▼
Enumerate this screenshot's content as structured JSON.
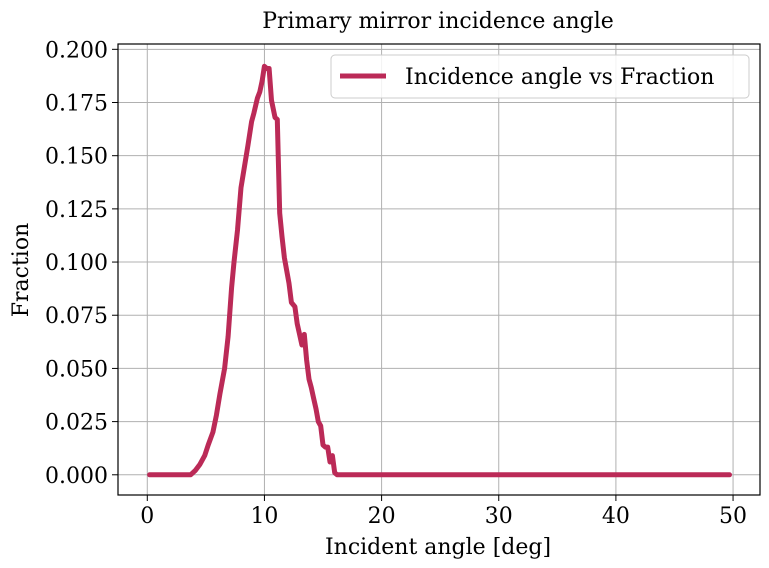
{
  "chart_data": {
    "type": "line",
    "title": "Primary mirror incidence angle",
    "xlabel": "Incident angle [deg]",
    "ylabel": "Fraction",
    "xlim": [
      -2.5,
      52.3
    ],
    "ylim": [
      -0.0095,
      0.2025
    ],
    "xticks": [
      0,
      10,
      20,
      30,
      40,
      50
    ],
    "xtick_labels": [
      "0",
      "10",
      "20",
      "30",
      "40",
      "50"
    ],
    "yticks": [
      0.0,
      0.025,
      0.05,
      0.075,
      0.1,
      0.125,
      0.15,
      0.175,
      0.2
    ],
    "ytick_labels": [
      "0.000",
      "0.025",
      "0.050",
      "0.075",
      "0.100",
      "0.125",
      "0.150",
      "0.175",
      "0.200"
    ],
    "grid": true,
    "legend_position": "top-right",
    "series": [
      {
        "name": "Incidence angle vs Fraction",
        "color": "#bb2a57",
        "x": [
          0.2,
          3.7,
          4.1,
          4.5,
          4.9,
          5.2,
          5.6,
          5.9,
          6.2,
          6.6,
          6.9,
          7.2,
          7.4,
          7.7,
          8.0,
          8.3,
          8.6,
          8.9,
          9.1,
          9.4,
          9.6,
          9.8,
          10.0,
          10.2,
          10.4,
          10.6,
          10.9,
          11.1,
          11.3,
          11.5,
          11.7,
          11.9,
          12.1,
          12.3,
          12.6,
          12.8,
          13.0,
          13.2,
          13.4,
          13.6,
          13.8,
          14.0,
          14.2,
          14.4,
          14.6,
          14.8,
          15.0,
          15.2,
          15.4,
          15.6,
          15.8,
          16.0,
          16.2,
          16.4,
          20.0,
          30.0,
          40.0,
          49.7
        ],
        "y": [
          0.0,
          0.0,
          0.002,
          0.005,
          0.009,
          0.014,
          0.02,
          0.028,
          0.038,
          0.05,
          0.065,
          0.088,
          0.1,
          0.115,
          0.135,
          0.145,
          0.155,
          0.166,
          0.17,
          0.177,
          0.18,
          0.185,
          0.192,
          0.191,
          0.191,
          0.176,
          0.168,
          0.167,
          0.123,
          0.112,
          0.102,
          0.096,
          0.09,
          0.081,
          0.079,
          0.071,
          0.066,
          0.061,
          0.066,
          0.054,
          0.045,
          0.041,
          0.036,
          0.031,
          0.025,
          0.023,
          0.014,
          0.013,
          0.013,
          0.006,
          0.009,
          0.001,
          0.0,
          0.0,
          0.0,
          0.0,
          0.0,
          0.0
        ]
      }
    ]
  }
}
▲
**Task description:** Locate the word "angle" in the records and collect each line it appears in.

**Expected output:**
    "title": "Primary mirror incidence angle",
    "xlabel": "Incident angle [deg]",
        "name": "Incidence angle vs Fraction",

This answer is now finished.